■ The records
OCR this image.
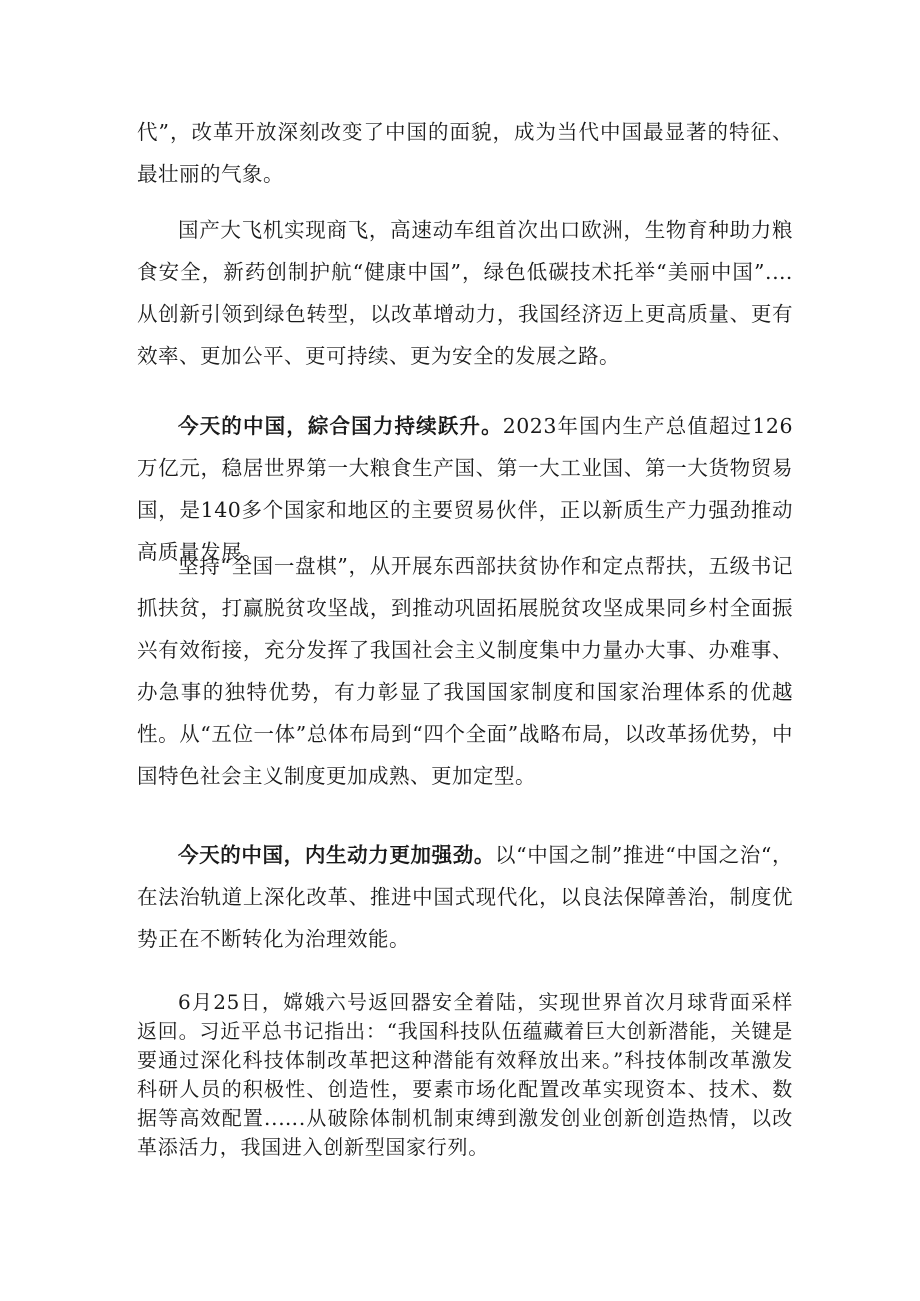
代”，改革开放深刻改变了中国的面貌，成为当代中国最显著的特征、最壮丽的气象。

国产大飞机实现商飞，高速动车组首次出口欧洲，生物育种助力粮食安全，新药创制护航“健康中国”，绿色低碳技术托举“美丽中国”.…从创新引领到绿色转型，以改革增动力，我国经济迈上更高质量、更有效率、更加公平、更可持续、更为安全的发展之路。

今天的中国，綜合国力持续跃升。2023年国内生产总值超过126万亿元，稳居世界第一大粮食生产国、第一大工业国、第一大货物贸易国，是140多个国家和地区的主要贸易伙伴，正以新质生产力强劲推动高质量发展。

坚持“全国一盘棋”，从开展东西部扶贫协作和定点帮扶，五级书记抓扶贫，打赢脱贫攻坚战，到推动巩固拓展脱贫攻坚成果同乡村全面振兴有效衔接，充分发挥了我国社会主义制度集中力量办大事、办难事、办急事的独特优势，有力彰显了我国国家制度和国家治理体系的优越性。从“五位一体”总体布局到“四个全面”战略布局，以改革扬优势，中国特色社会主义制度更加成熟、更加定型。

今天的中国，内生动力更加强劲。以“中国之制”推进“中国之治“，在法治轨道上深化改革、推进中国式现代化，以良法保障善治，制度优势正在不断转化为治理效能。

6月25日，嫦娥六号返回器安全着陆，实现世界首次月球背面采样返回。习近平总书记指出：“我国科技队伍蕴藏着巨大创新潜能，关键是要通过深化科技体制改革把这种潜能有效释放出来。”科技体制改革激发科研人员的积极性、创造性，要素市场化配置改革实现资本、技术、数据等高效配置..….从破除体制机制束缚到激发创业创新创造热情，以改革添活力，我国进入创新型国家行列。
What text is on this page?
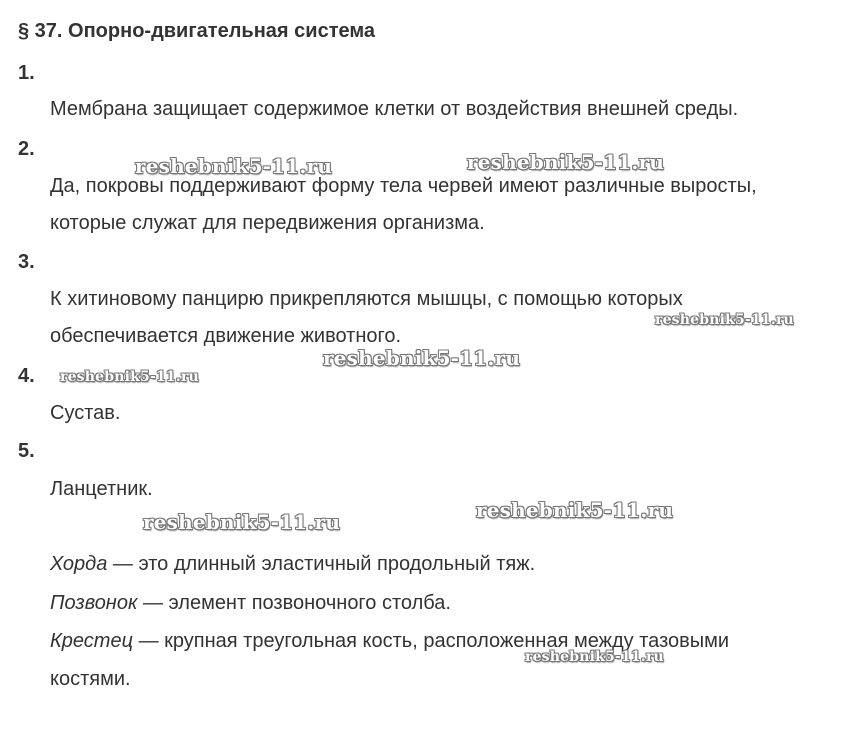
§ 37. Опорно-двигательная система
1.
Мембрана защищает содержимое клетки от воздействия внешней среды.
2.
Да, покровы поддерживают форму тела червей имеют различные выросты,
которые служат для передвижения организма.
3.
К хитиновому панцирю прикрепляются мышцы, с помощью которых
обеспечивается движение животного.
4.
Сустав.
5.
Ланцетник.
Хорда — это длинный эластичный продольный тяж.
Позвонок — элемент позвоночного столба.
Крестец — крупная треугольная кость, расположенная между тазовыми
костями.
reshebnik5-11.ru	reshebnik5-11.ru
reshebnik5-11.ru
reshebnik5-11.ru
reshebnik5-11.ru
reshebnik5-11.ru	reshebnik5-11.ru
reshebnik5-11.ru
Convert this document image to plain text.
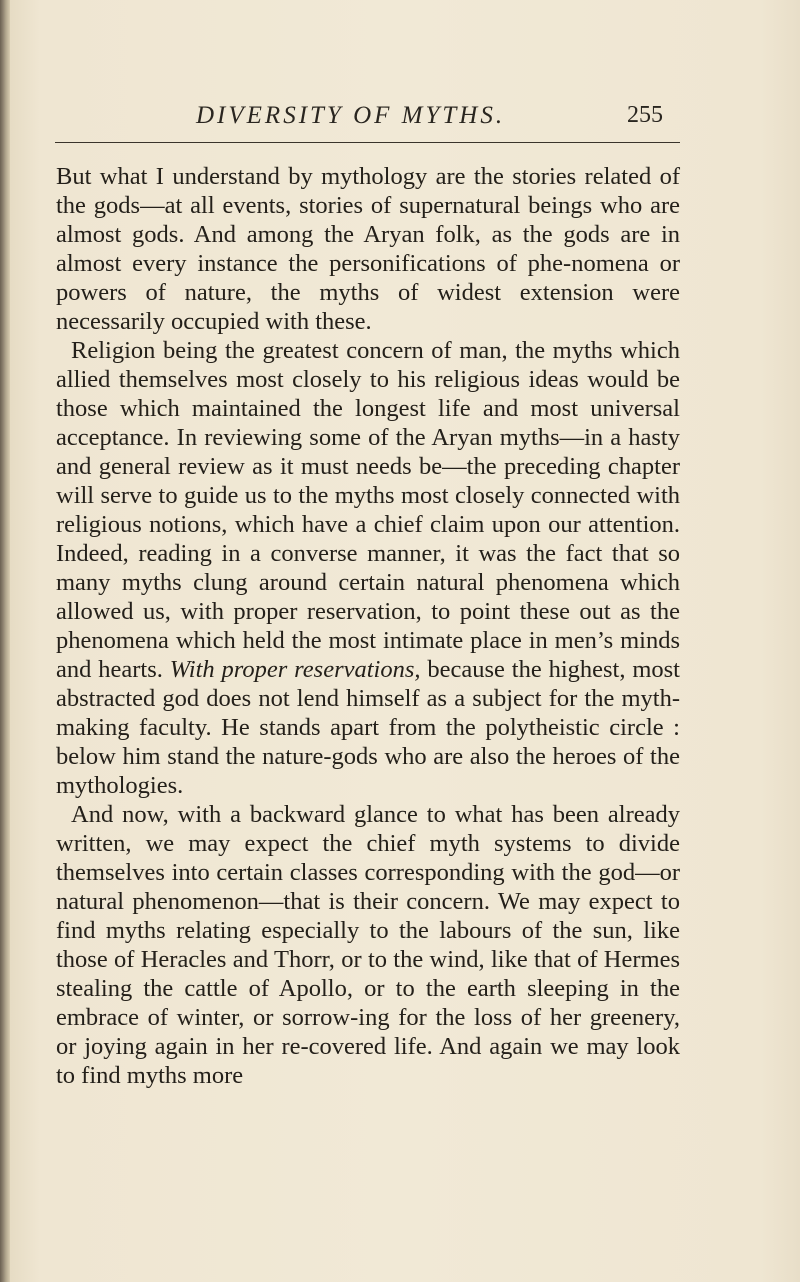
DIVERSITY OF MYTHS.	255

But what I understand by mythology are the stories related of the gods—at all events, stories of supernatural beings who are almost gods. And among the Aryan folk, as the gods are in almost every instance the personifications of phe-nomena or powers of nature, the myths of widest extension were necessarily occupied with these.

Religion being the greatest concern of man, the myths which allied themselves most closely to his religious ideas would be those which maintained the longest life and most universal acceptance. In reviewing some of the Aryan myths—in a hasty and general review as it must needs be—the preceding chapter will serve to guide us to the myths most closely connected with religious notions, which have a chief claim upon our attention. Indeed, reading in a converse manner, it was the fact that so many myths clung around certain natural phenomena which allowed us, with proper reservation, to point these out as the phenomena which held the most intimate place in men’s minds and hearts. With proper reservations, because the highest, most abstracted god does not lend himself as a subject for the myth-making faculty. He stands apart from the polytheistic circle : below him stand the nature-gods who are also the heroes of the mythologies.

And now, with a backward glance to what has been already written, we may expect the chief myth systems to divide themselves into certain classes corresponding with the god—or natural phenomenon—that is their concern. We may expect to find myths relating especially to the labours of the sun, like those of Heracles and Thorr, or to the wind, like that of Hermes stealing the cattle of Apollo, or to the earth sleeping in the embrace of winter, or sorrow-ing for the loss of her greenery, or joying again in her re-covered life. And again we may look to find myths more
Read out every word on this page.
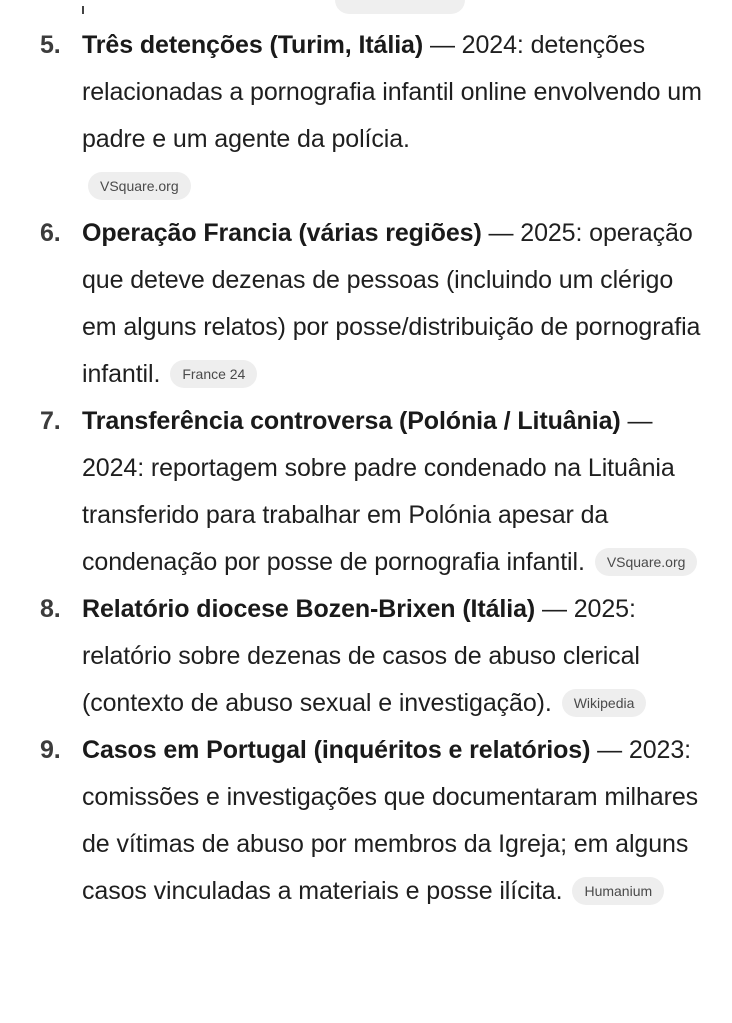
5. Três detenções (Turim, Itália) — 2024: detenções relacionadas a pornografia infantil online envolvendo um padre e um agente da polícia.
VSquare.org
6. Operação Francia (várias regiões) — 2025: operação que deteve dezenas de pessoas (incluindo um clérigo em alguns relatos) por posse/distribuição de pornografia infantil. France 24
7. Transferência controversa (Polónia / Lituânia) — 2024: reportagem sobre padre condenado na Lituânia transferido para trabalhar em Polónia apesar da condenação por posse de pornografia infantil. VSquare.org
8. Relatório diocese Bozen-Brixen (Itália) — 2025: relatório sobre dezenas de casos de abuso clerical (contexto de abuso sexual e investigação). Wikipedia
9. Casos em Portugal (inquéritos e relatórios) — 2023: comissões e investigações que documentaram milhares de vítimas de abuso por membros da Igreja; em alguns casos vinculadas a materiais e posse ilícita. Humanium
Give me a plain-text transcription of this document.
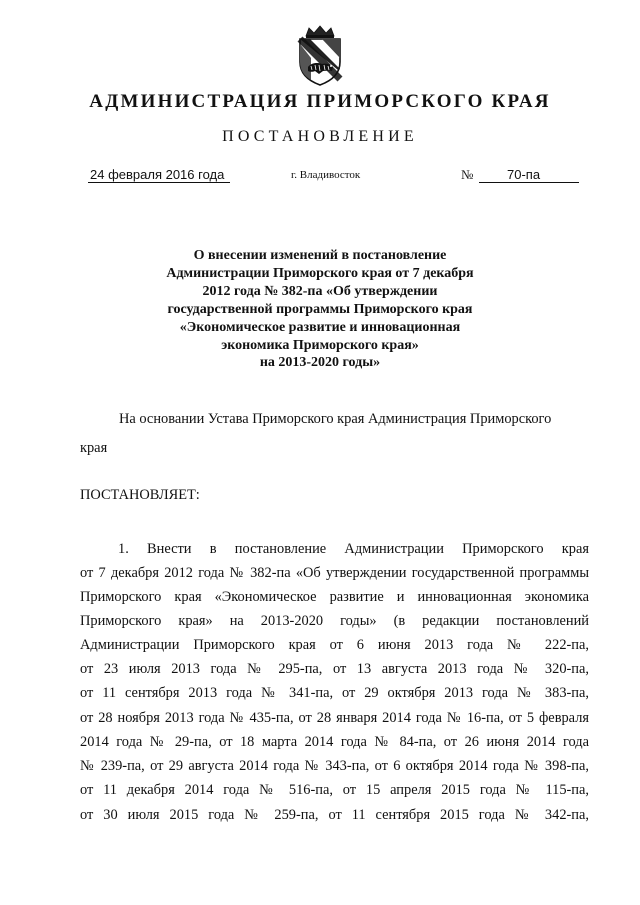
АДМИНИСТРАЦИЯ ПРИМОРСКОГО КРАЯ
ПОСТАНОВЛЕНИЕ
24 февраля 2016 года	г. Владивосток	№	70-па
О внесении изменений в постановление
Администрации Приморского края от 7 декабря
2012 года № 382-па «Об утверждении
государственной программы Приморского края
«Экономическое развитие и инновационная
экономика Приморского края»
на 2013-2020 годы»
На основании Устава Приморского края Администрация Приморского
края
ПОСТАНОВЛЯЕТ:
1. Внести в постановление Администрации Приморского края
от 7 декабря 2012 года № 382-па «Об утверждении государственной программы
Приморского края «Экономическое развитие и инновационная экономика
Приморского края» на 2013-2020 годы» (в редакции постановлений
Администрации Приморского края от 6 июня 2013 года № 222-па,
от 23 июля 2013 года № 295-па, от 13 августа 2013 года № 320-па,
от 11 сентября 2013 года № 341-па, от 29 октября 2013 года № 383-па,
от 28 ноября 2013 года № 435-па, от 28 января 2014 года № 16-па, от 5 февраля
2014 года № 29-па, от 18 марта 2014 года № 84-па, от 26 июня 2014 года
№ 239-па, от 29 августа 2014 года № 343-па, от 6 октября 2014 года № 398-па,
от 11 декабря 2014 года № 516-па, от 15 апреля 2015 года № 115-па,
от 30 июля 2015 года № 259-па, от 11 сентября 2015 года № 342-па,
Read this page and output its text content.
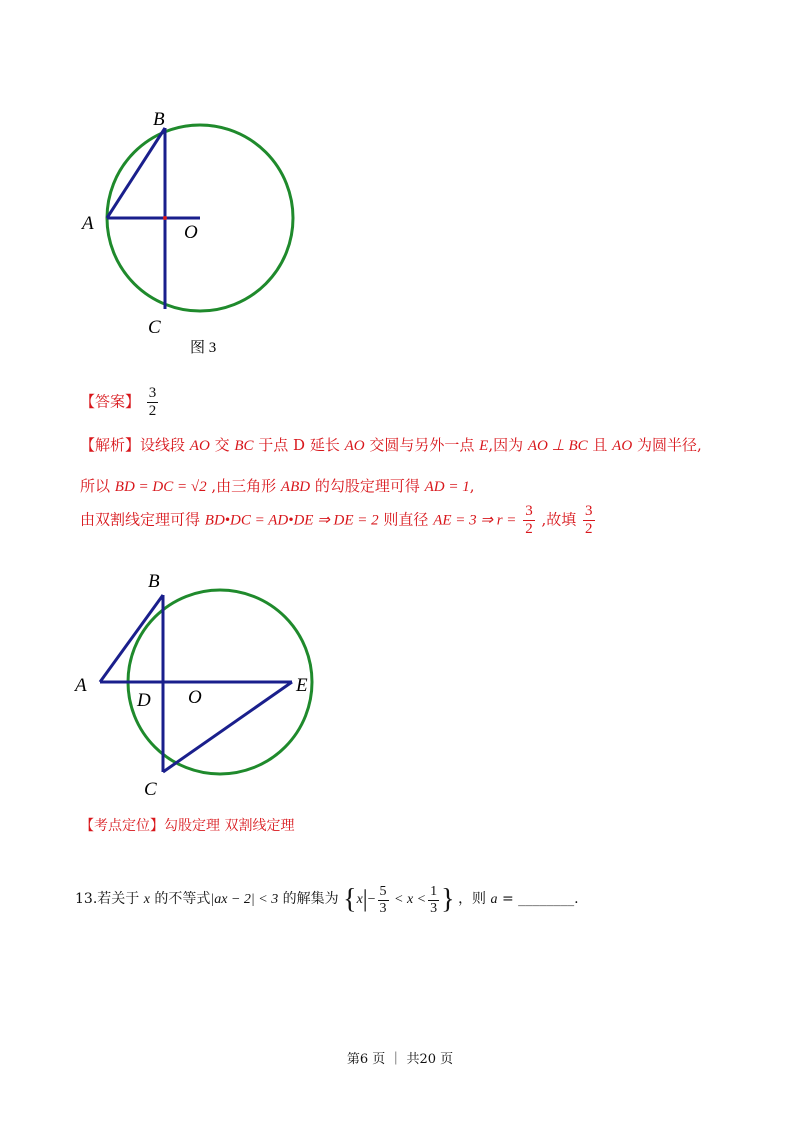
B
A	O
C
图 3
【答案】 $\frac{3}{2}$
【解析】设线段 AO 交 BC 于点 D 延长 AO 交圆与另外一点 E,因为 AO ⊥ BC 且 AO 为圆半径,
所以 BD = DC = √2 ,由三角形 ABD 的勾股定理可得 AD = 1,
由双割线定理可得 BD•DC = AD•DE ⇒ DE = 2 则直径 AE = 3 ⇒ $r = \frac{3}{2}$ ,故填 $\frac{3}{2}$
B
A
D O
E
C
【考点定位】勾股定理 双割线定理
13.若关于 x 的不等式|ax − 2| < 3 的解集为 {$x|- \frac{5}{3} < x < \frac{1}{3}$ } ，则 a = ________.
第6 页 ｜ 共20 页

■ Problem to solve
Skip the images and write out the rest of the listing exactly.

■ The result
OCR this image.
代”，改革开放深刻改变了中国的面貌，成为当代中国最显著的特征、最壮丽的气象。

国产大飞机实现商飞，高速动车组首次出口欧洲，生物育种助力粮食安全，新药创制护航“健康中国”，绿色低碳技术托举“美丽中国”.…从创新引领到绿色转型，以改革增动力，我国经济迈上更高质量、更有效率、更加公平、更可持续、更为安全的发展之路。

今天的中国，綜合国力持续跃升。2023年国内生产总值超过126万亿元，稳居世界第一大粮食生产国、第一大工业国、第一大货物贸易国，是140多个国家和地区的主要贸易伙伴，正以新质生产力强劲推动高质量发展。

坚持“全国一盘棋”，从开展东西部扶贫协作和定点帮扶，五级书记抓扶贫，打赢脱贫攻坚战，到推动巩固拓展脱贫攻坚成果同乡村全面振兴有效衔接，充分发挥了我国社会主义制度集中力量办大事、办难事、办急事的独特优势，有力彰显了我国国家制度和国家治理体系的优越性。从“五位一体”总体布局到“四个全面”战略布局，以改革扬优势，中国特色社会主义制度更加成熟、更加定型。

今天的中国，内生动力更加强劲。以“中国之制”推进“中国之治“，在法治轨道上深化改革、推进中国式现代化，以良法保障善治，制度优势正在不断转化为治理效能。

6月25日，嫦娥六号返回器安全着陆，实现世界首次月球背面采样返回。习近平总书记指出：“我国科技队伍蕴藏着巨大创新潜能，关键是要通过深化科技体制改革把这种潜能有效释放出来。”科技体制改革激发科研人员的积极性、创造性，要素市场化配置改革实现资本、技术、数据等高效配置..….从破除体制机制束缚到激发创业创新创造热情，以改革添活力，我国进入创新型国家行列。
What text is on this page?
§ 37. Опорно-двигательная система
1.
Мембрана защищает содержимое клетки от воздействия внешней среды.
2.
Да, покровы поддерживают форму тела червей имеют различные выросты,
которые служат для передвижения организма.
3.
К хитиновому панцирю прикрепляются мышцы, с помощью которых
обеспечивается движение животного.
4.
Сустав.
5.
Ланцетник.
Хорда — это длинный эластичный продольный тяж.
Позвонок — элемент позвоночного столба.
Крестец — крупная треугольная кость, расположенная между тазовыми
костями.
reshebnik5-11.ru	reshebnik5-11.ru
reshebnik5-11.ru
reshebnik5-11.ru
reshebnik5-11.ru
reshebnik5-11.ru	reshebnik5-11.ru
reshebnik5-11.ru
Convert this document image to plain text.
DIVERSITY OF MYTHS.	255

But what I understand by mythology are the stories related of the gods—at all events, stories of supernatural beings who are almost gods. And among the Aryan folk, as the gods are in almost every instance the personifications of phe-nomena or powers of nature, the myths of widest extension were necessarily occupied with these.

Religion being the greatest concern of man, the myths which allied themselves most closely to his religious ideas would be those which maintained the longest life and most universal acceptance. In reviewing some of the Aryan myths—in a hasty and general review as it must needs be—the preceding chapter will serve to guide us to the myths most closely connected with religious notions, which have a chief claim upon our attention. Indeed, reading in a converse manner, it was the fact that so many myths clung around certain natural phenomena which allowed us, with proper reservation, to point these out as the phenomena which held the most intimate place in men’s minds and hearts. With proper reservations, because the highest, most abstracted god does not lend himself as a subject for the myth-making faculty. He stands apart from the polytheistic circle : below him stand the nature-gods who are also the heroes of the mythologies.

And now, with a backward glance to what has been already written, we may expect the chief myth systems to divide themselves into certain classes corresponding with the god—or natural phenomenon—that is their concern. We may expect to find myths relating especially to the labours of the sun, like those of Heracles and Thorr, or to the wind, like that of Hermes stealing the cattle of Apollo, or to the earth sleeping in the embrace of winter, or sorrow-ing for the loss of her greenery, or joying again in her re-covered life. And again we may look to find myths more
Read out every word on this page.
5. Três detenções (Turim, Itália) — 2024: detenções relacionadas a pornografia infantil online envolvendo um padre e um agente da polícia.
VSquare.org
6. Operação Francia (várias regiões) — 2025: operação que deteve dezenas de pessoas (incluindo um clérigo em alguns relatos) por posse/distribuição de pornografia infantil. France 24
7. Transferência controversa (Polónia / Lituânia) — 2024: reportagem sobre padre condenado na Lituânia transferido para trabalhar em Polónia apesar da condenação por posse de pornografia infantil. VSquare.org
8. Relatório diocese Bozen-Brixen (Itália) — 2025: relatório sobre dezenas de casos de abuso clerical (contexto de abuso sexual e investigação). Wikipedia
9. Casos em Portugal (inquéritos e relatórios) — 2023: comissões e investigações que documentaram milhares de vítimas de abuso por membros da Igreja; em alguns casos vinculadas a materiais e posse ilícita. Humanium
Give me a plain-text transcription of this document.
АДМИНИСТРАЦИЯ ПРИМОРСКОГО КРАЯ
ПОСТАНОВЛЕНИЕ
24 февраля 2016 года	г. Владивосток	№	70-па
О внесении изменений в постановление
Администрации Приморского края от 7 декабря
2012 года № 382-па «Об утверждении
государственной программы Приморского края
«Экономическое развитие и инновационная
экономика Приморского края»
на 2013-2020 годы»
На основании Устава Приморского края Администрация Приморского
края
ПОСТАНОВЛЯЕТ:
1. Внести в постановление Администрации Приморского края
от 7 декабря 2012 года № 382-па «Об утверждении государственной программы
Приморского края «Экономическое развитие и инновационная экономика
Приморского края» на 2013-2020 годы» (в редакции постановлений
Администрации Приморского края от 6 июня 2013 года № 222-па,
от 23 июля 2013 года № 295-па, от 13 августа 2013 года № 320-па,
от 11 сентября 2013 года № 341-па, от 29 октября 2013 года № 383-па,
от 28 ноября 2013 года № 435-па, от 28 января 2014 года № 16-па, от 5 февраля
2014 года № 29-па, от 18 марта 2014 года № 84-па, от 26 июня 2014 года
№ 239-па, от 29 августа 2014 года № 343-па, от 6 октября 2014 года № 398-па,
от 11 декабря 2014 года № 516-па, от 15 апреля 2015 года № 115-па,
от 30 июля 2015 года № 259-па, от 11 сентября 2015 года № 342-па,
Read this page and output its text content.
B
A	O
C
图 3
【答案】 $\frac{3}{2}$
【解析】设线段 AO 交 BC 于点 D 延长 AO 交圆与另外一点 E,因为 AO ⊥ BC 且 AO 为圆半径,
所以 BD = DC = √2 ,由三角形 ABD 的勾股定理可得 AD = 1,
由双割线定理可得 BD•DC = AD•DE ⇒ DE = 2 则直径 AE = 3 ⇒ $r = \frac{3}{2}$ ,故填 $\frac{3}{2}$
B
A
D O
E
C
【考点定位】勾股定理 双割线定理
13.若关于 x 的不等式|ax − 2| < 3 的解集为 {$x|- \frac{5}{3} < x < \frac{1}{3}$ } ，则 a = ________.
第6 页 ｜ 共20 页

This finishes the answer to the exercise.